> **Data for the task**:

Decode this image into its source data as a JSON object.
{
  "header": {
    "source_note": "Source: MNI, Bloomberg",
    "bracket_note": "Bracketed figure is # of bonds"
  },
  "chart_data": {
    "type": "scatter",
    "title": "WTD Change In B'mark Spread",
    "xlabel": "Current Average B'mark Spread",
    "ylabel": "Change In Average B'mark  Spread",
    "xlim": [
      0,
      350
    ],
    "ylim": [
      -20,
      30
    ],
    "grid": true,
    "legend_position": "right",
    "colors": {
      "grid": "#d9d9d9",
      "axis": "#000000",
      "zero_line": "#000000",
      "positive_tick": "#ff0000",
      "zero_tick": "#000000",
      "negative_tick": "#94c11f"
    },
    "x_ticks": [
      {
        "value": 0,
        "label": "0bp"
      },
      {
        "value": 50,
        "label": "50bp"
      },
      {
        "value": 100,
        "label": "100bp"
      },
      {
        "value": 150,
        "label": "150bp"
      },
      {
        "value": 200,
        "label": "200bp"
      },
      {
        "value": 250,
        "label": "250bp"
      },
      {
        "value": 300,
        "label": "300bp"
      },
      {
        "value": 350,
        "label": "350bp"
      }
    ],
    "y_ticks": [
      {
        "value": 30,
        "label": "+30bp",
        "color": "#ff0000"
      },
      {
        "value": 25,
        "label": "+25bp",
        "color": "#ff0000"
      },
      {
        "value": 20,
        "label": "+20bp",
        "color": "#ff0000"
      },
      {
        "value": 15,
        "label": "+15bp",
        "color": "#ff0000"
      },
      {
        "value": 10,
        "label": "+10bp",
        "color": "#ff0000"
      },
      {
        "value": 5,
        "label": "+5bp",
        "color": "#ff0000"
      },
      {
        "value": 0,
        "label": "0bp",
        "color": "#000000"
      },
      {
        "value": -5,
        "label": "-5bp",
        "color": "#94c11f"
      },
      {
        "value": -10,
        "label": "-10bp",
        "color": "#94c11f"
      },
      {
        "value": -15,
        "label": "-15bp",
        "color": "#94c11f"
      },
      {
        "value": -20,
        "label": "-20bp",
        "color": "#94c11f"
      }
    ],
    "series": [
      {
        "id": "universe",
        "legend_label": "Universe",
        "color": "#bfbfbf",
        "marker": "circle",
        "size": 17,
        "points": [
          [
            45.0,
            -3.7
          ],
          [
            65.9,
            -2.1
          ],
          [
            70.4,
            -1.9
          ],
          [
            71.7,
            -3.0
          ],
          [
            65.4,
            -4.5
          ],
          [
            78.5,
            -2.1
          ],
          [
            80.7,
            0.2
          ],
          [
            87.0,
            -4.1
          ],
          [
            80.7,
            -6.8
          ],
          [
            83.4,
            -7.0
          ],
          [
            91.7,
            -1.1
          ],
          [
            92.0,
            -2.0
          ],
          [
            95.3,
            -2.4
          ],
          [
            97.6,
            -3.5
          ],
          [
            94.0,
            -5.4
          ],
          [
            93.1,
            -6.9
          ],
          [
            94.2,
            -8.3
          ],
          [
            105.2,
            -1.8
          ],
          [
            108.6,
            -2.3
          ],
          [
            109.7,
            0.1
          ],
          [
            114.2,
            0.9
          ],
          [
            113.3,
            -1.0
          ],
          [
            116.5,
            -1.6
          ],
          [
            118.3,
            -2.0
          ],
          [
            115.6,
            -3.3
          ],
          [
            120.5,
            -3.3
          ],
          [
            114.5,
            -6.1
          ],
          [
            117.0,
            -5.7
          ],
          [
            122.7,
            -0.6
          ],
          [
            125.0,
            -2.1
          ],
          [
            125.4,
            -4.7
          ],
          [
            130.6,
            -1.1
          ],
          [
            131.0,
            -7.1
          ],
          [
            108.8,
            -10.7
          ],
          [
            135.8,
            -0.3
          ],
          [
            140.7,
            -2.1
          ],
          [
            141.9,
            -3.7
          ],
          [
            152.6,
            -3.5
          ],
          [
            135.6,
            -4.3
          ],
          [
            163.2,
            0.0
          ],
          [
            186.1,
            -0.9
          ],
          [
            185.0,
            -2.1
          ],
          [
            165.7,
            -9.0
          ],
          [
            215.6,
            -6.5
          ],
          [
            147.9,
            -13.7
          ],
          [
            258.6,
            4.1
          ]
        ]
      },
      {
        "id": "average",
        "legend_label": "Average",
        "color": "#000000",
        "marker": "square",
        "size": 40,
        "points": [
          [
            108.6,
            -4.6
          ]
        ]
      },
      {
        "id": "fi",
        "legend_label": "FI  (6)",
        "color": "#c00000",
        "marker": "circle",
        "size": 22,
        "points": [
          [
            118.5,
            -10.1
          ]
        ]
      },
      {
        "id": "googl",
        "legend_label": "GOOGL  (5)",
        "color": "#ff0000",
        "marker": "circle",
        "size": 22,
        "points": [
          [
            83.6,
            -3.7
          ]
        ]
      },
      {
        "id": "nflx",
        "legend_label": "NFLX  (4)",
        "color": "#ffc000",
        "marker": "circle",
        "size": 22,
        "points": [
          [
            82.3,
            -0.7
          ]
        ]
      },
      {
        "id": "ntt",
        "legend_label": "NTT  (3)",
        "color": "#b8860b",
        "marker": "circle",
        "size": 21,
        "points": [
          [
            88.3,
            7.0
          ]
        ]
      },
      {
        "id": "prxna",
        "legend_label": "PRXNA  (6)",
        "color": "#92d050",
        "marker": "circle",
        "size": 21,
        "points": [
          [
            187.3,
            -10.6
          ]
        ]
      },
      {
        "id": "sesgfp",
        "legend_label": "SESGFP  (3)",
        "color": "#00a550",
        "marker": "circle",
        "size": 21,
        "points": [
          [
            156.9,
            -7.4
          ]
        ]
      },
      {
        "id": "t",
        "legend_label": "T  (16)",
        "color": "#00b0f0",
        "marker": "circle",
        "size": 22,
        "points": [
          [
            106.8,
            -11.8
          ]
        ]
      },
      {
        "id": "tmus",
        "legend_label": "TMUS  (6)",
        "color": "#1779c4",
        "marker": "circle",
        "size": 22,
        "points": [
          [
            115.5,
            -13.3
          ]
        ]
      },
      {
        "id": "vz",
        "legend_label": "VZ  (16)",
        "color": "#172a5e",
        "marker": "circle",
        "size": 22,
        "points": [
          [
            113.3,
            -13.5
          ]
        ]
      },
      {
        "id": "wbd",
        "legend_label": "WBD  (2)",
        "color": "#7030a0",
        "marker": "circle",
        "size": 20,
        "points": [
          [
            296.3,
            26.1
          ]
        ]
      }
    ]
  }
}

> **Set problem**: Retype the material above, line by line, exactly.

> **Exercise solution**:
Decode this image into its source data as a JSON object.
{
  "header": {
    "source_note": "Source: MNI, Bloomberg",
    "bracket_note": "Bracketed figure is # of bonds"
  },
  "chart_data": {
    "type": "scatter",
    "title": "WTD Change In B'mark Spread",
    "xlabel": "Current Average B'mark Spread",
    "ylabel": "Change In Average B'mark  Spread",
    "xlim": [
      0,
      350
    ],
    "ylim": [
      -20,
      30
    ],
    "grid": true,
    "legend_position": "right",
    "colors": {
      "grid": "#d9d9d9",
      "axis": "#000000",
      "zero_line": "#000000",
      "positive_tick": "#ff0000",
      "zero_tick": "#000000",
      "negative_tick": "#94c11f"
    },
    "x_ticks": [
      {
        "value": 0,
        "label": "0bp"
      },
      {
        "value": 50,
        "label": "50bp"
      },
      {
        "value": 100,
        "label": "100bp"
      },
      {
        "value": 150,
        "label": "150bp"
      },
      {
        "value": 200,
        "label": "200bp"
      },
      {
        "value": 250,
        "label": "250bp"
      },
      {
        "value": 300,
        "label": "300bp"
      },
      {
        "value": 350,
        "label": "350bp"
      }
    ],
    "y_ticks": [
      {
        "value": 30,
        "label": "+30bp",
        "color": "#ff0000"
      },
      {
        "value": 25,
        "label": "+25bp",
        "color": "#ff0000"
      },
      {
        "value": 20,
        "label": "+20bp",
        "color": "#ff0000"
      },
      {
        "value": 15,
        "label": "+15bp",
        "color": "#ff0000"
      },
      {
        "value": 10,
        "label": "+10bp",
        "color": "#ff0000"
      },
      {
        "value": 5,
        "label": "+5bp",
        "color": "#ff0000"
      },
      {
        "value": 0,
        "label": "0bp",
        "color": "#000000"
      },
      {
        "value": -5,
        "label": "-5bp",
        "color": "#94c11f"
      },
      {
        "value": -10,
        "label": "-10bp",
        "color": "#94c11f"
      },
      {
        "value": -15,
        "label": "-15bp",
        "color": "#94c11f"
      },
      {
        "value": -20,
        "label": "-20bp",
        "color": "#94c11f"
      }
    ],
    "series": [
      {
        "id": "universe",
        "legend_label": "Universe",
        "color": "#bfbfbf",
        "marker": "circle",
        "size": 17,
        "points": [
          [
            45.0,
            -3.7
          ],
          [
            65.9,
            -2.1
          ],
          [
            70.4,
            -1.9
          ],
          [
            71.7,
            -3.0
          ],
          [
            65.4,
            -4.5
          ],
          [
            78.5,
            -2.1
          ],
          [
            80.7,
            0.2
          ],
          [
            87.0,
            -4.1
          ],
          [
            80.7,
            -6.8
          ],
          [
            83.4,
            -7.0
          ],
          [
            91.7,
            -1.1
          ],
          [
            92.0,
            -2.0
          ],
          [
            95.3,
            -2.4
          ],
          [
            97.6,
            -3.5
          ],
          [
            94.0,
            -5.4
          ],
          [
            93.1,
            -6.9
          ],
          [
            94.2,
            -8.3
          ],
          [
            105.2,
            -1.8
          ],
          [
            108.6,
            -2.3
          ],
          [
            109.7,
            0.1
          ],
          [
            114.2,
            0.9
          ],
          [
            113.3,
            -1.0
          ],
          [
            116.5,
            -1.6
          ],
          [
            118.3,
            -2.0
          ],
          [
            115.6,
            -3.3
          ],
          [
            120.5,
            -3.3
          ],
          [
            114.5,
            -6.1
          ],
          [
            117.0,
            -5.7
          ],
          [
            122.7,
            -0.6
          ],
          [
            125.0,
            -2.1
          ],
          [
            125.4,
            -4.7
          ],
          [
            130.6,
            -1.1
          ],
          [
            131.0,
            -7.1
          ],
          [
            108.8,
            -10.7
          ],
          [
            135.8,
            -0.3
          ],
          [
            140.7,
            -2.1
          ],
          [
            141.9,
            -3.7
          ],
          [
            152.6,
            -3.5
          ],
          [
            135.6,
            -4.3
          ],
          [
            163.2,
            0.0
          ],
          [
            186.1,
            -0.9
          ],
          [
            185.0,
            -2.1
          ],
          [
            165.7,
            -9.0
          ],
          [
            215.6,
            -6.5
          ],
          [
            147.9,
            -13.7
          ],
          [
            258.6,
            4.1
          ]
        ]
      },
      {
        "id": "average",
        "legend_label": "Average",
        "color": "#000000",
        "marker": "square",
        "size": 40,
        "points": [
          [
            108.6,
            -4.6
          ]
        ]
      },
      {
        "id": "fi",
        "legend_label": "FI  (6)",
        "color": "#c00000",
        "marker": "circle",
        "size": 22,
        "points": [
          [
            118.5,
            -10.1
          ]
        ]
      },
      {
        "id": "googl",
        "legend_label": "GOOGL  (5)",
        "color": "#ff0000",
        "marker": "circle",
        "size": 22,
        "points": [
          [
            83.6,
            -3.7
          ]
        ]
      },
      {
        "id": "nflx",
        "legend_label": "NFLX  (4)",
        "color": "#ffc000",
        "marker": "circle",
        "size": 22,
        "points": [
          [
            82.3,
            -0.7
          ]
        ]
      },
      {
        "id": "ntt",
        "legend_label": "NTT  (3)",
        "color": "#b8860b",
        "marker": "circle",
        "size": 21,
        "points": [
          [
            88.3,
            7.0
          ]
        ]
      },
      {
        "id": "prxna",
        "legend_label": "PRXNA  (6)",
        "color": "#92d050",
        "marker": "circle",
        "size": 21,
        "points": [
          [
            187.3,
            -10.6
          ]
        ]
      },
      {
        "id": "sesgfp",
        "legend_label": "SESGFP  (3)",
        "color": "#00a550",
        "marker": "circle",
        "size": 21,
        "points": [
          [
            156.9,
            -7.4
          ]
        ]
      },
      {
        "id": "t",
        "legend_label": "T  (16)",
        "color": "#00b0f0",
        "marker": "circle",
        "size": 22,
        "points": [
          [
            106.8,
            -11.8
          ]
        ]
      },
      {
        "id": "tmus",
        "legend_label": "TMUS  (6)",
        "color": "#1779c4",
        "marker": "circle",
        "size": 22,
        "points": [
          [
            115.5,
            -13.3
          ]
        ]
      },
      {
        "id": "vz",
        "legend_label": "VZ  (16)",
        "color": "#172a5e",
        "marker": "circle",
        "size": 22,
        "points": [
          [
            113.3,
            -13.5
          ]
        ]
      },
      {
        "id": "wbd",
        "legend_label": "WBD  (2)",
        "color": "#7030a0",
        "marker": "circle",
        "size": 20,
        "points": [
          [
            296.3,
            26.1
          ]
        ]
      }
    ]
  }
}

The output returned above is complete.